- [EXERCISE MATERIAL]:
########

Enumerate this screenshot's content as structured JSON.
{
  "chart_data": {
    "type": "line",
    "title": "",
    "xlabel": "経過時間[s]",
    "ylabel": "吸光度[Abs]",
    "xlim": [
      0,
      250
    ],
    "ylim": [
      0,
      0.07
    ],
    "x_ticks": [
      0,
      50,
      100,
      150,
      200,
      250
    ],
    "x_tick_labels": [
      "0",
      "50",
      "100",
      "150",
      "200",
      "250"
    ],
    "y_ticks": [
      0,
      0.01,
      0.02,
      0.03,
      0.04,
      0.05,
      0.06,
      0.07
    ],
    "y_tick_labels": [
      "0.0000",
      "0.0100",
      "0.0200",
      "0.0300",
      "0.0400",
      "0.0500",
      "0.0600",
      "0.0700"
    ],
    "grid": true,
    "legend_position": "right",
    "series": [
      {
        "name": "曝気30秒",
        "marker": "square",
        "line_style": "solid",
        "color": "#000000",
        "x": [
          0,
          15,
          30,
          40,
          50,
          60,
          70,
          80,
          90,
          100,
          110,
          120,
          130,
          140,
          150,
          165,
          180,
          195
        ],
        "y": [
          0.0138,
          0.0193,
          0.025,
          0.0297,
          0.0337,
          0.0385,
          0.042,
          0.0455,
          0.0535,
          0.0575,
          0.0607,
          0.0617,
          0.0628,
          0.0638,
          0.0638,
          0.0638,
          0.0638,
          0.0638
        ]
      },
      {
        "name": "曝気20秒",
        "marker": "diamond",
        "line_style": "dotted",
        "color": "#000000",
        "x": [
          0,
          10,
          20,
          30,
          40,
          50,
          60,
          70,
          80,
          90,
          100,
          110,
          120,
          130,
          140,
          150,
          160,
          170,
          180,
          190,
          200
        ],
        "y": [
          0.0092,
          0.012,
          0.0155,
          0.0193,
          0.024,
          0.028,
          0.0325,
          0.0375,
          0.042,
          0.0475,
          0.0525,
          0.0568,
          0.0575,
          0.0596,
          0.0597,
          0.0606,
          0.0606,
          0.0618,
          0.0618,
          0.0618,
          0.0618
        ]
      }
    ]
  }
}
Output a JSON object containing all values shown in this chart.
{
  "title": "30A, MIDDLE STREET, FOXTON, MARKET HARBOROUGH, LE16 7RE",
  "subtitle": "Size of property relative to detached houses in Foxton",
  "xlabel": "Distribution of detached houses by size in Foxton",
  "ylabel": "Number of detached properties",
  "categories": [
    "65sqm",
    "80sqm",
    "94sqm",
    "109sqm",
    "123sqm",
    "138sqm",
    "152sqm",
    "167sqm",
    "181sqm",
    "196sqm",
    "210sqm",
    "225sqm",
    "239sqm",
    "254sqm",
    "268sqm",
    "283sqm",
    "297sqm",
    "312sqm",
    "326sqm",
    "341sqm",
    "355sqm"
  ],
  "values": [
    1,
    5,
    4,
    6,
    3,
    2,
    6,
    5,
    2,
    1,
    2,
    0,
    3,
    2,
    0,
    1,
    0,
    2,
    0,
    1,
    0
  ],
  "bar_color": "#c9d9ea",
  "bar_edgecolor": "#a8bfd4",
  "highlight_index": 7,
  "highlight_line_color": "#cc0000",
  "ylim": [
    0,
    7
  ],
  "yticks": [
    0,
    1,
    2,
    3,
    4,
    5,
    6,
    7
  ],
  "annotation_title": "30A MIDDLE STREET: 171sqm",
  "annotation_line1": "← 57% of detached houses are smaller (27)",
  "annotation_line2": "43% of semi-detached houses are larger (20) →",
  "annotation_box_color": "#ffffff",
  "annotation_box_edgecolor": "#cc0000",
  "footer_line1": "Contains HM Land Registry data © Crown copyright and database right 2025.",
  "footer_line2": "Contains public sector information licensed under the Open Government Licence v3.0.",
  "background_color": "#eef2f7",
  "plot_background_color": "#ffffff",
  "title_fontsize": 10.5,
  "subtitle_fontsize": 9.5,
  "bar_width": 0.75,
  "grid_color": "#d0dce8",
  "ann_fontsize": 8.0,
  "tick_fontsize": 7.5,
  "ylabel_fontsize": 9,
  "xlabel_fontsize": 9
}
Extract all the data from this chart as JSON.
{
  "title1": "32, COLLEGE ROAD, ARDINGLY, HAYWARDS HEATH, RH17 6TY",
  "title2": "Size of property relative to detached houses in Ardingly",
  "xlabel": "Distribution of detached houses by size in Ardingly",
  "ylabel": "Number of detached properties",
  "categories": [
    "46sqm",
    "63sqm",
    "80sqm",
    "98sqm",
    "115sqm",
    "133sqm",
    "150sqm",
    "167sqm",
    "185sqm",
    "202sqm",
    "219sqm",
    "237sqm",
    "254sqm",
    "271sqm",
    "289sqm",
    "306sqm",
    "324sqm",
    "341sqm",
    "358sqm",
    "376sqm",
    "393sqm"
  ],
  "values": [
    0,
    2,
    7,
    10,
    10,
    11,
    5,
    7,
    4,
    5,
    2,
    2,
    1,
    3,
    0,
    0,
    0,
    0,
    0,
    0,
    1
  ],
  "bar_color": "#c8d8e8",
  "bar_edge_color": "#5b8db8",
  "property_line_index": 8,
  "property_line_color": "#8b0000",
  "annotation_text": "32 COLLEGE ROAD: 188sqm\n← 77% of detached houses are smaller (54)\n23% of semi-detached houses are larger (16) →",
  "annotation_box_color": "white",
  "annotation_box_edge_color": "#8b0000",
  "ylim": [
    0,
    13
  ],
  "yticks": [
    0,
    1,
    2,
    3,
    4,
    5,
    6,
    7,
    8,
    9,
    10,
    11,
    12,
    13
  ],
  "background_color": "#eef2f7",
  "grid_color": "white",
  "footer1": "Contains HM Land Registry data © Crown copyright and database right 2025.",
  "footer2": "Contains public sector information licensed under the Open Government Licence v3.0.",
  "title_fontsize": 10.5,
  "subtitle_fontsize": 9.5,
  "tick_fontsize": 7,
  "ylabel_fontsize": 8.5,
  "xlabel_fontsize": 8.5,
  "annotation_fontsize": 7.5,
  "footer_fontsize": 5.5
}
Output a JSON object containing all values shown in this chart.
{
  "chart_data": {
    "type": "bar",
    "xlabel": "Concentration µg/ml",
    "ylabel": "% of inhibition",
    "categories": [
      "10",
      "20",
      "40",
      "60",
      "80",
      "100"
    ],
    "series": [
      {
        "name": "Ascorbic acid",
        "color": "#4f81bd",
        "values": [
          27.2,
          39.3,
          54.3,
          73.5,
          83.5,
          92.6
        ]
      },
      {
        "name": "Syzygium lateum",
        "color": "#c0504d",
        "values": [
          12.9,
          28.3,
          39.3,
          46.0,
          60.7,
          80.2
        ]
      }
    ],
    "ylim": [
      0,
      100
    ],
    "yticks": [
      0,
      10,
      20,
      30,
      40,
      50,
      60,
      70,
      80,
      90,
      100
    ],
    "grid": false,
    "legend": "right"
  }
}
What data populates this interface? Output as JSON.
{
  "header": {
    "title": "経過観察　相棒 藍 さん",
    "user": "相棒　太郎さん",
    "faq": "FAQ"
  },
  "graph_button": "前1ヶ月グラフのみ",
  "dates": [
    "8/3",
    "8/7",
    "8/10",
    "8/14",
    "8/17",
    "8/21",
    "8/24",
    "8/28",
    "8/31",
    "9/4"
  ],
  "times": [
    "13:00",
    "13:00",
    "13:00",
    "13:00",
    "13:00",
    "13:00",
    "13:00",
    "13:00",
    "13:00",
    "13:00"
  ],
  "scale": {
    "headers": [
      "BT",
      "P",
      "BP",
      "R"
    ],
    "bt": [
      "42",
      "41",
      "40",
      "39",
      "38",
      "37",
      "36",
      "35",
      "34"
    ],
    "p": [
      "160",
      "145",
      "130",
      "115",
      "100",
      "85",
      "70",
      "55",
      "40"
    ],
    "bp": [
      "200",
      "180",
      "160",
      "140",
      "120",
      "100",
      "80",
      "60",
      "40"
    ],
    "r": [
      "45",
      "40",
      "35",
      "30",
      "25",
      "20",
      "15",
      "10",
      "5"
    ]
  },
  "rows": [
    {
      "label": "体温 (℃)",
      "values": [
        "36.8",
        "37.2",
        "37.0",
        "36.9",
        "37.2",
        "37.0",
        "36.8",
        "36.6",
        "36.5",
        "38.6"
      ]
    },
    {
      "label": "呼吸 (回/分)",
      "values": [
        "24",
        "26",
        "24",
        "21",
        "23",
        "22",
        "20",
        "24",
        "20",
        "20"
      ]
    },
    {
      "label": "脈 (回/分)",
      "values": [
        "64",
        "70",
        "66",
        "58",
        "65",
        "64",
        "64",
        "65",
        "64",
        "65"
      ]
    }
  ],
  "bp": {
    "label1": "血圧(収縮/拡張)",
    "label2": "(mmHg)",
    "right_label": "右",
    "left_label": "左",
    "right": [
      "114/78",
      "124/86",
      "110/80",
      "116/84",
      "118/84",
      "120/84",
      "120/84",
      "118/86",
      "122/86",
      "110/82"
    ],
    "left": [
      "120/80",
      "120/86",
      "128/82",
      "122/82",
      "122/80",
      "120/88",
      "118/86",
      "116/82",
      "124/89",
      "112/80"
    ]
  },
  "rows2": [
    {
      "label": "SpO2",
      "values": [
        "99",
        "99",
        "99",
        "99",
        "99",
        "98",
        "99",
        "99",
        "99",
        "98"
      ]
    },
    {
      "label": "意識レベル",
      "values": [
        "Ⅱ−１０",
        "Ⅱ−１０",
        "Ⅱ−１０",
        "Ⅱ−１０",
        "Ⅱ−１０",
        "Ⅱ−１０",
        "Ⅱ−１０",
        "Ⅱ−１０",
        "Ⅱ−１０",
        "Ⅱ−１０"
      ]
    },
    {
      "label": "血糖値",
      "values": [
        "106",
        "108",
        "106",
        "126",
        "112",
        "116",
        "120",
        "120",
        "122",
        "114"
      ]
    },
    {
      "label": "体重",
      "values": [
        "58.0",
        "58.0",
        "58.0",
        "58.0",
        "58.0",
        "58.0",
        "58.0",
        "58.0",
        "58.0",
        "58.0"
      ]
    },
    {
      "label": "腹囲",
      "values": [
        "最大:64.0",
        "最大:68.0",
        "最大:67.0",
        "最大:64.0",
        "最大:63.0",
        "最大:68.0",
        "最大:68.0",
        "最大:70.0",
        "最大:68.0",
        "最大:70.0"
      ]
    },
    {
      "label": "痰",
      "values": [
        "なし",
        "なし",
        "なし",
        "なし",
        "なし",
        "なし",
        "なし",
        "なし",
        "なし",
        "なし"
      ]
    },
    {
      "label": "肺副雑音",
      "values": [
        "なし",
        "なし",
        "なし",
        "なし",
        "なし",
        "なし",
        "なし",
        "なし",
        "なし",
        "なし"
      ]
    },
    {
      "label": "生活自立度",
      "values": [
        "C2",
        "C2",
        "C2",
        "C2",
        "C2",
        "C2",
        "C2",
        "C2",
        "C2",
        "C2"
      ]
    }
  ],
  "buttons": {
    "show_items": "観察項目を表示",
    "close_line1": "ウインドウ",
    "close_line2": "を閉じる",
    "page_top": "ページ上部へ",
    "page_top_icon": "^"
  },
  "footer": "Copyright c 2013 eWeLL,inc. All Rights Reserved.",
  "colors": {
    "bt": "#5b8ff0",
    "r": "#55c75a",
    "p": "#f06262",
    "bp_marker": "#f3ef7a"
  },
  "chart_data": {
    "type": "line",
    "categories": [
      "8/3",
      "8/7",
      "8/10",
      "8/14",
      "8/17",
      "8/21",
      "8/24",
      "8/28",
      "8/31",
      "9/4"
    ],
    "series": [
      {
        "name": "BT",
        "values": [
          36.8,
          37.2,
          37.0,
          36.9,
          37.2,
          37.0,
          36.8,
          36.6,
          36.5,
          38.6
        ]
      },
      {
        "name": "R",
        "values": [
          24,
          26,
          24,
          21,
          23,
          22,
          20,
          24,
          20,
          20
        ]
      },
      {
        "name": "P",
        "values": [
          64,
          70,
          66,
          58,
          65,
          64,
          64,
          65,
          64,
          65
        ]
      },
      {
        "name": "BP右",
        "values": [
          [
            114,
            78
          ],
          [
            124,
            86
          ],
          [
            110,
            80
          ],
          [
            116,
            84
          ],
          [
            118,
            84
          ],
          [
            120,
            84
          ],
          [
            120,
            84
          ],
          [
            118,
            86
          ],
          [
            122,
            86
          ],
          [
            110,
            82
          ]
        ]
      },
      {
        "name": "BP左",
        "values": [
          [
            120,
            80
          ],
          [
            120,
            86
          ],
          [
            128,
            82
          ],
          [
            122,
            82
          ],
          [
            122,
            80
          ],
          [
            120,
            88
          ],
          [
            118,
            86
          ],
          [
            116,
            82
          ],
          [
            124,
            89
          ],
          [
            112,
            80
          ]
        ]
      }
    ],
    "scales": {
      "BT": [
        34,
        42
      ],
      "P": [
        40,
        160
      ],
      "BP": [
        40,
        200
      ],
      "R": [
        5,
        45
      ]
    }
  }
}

########

- [TASK OBJECTIVE]: Read the lines above. Gather those in which the string "Government" is found.

- [FULL RESPONSE]:
  "footer_line2": "Contains public sector information licensed under the Open Government Licence v3.0.",
  "footer2": "Contains public sector information licensed under the Open Government Licence v3.0.",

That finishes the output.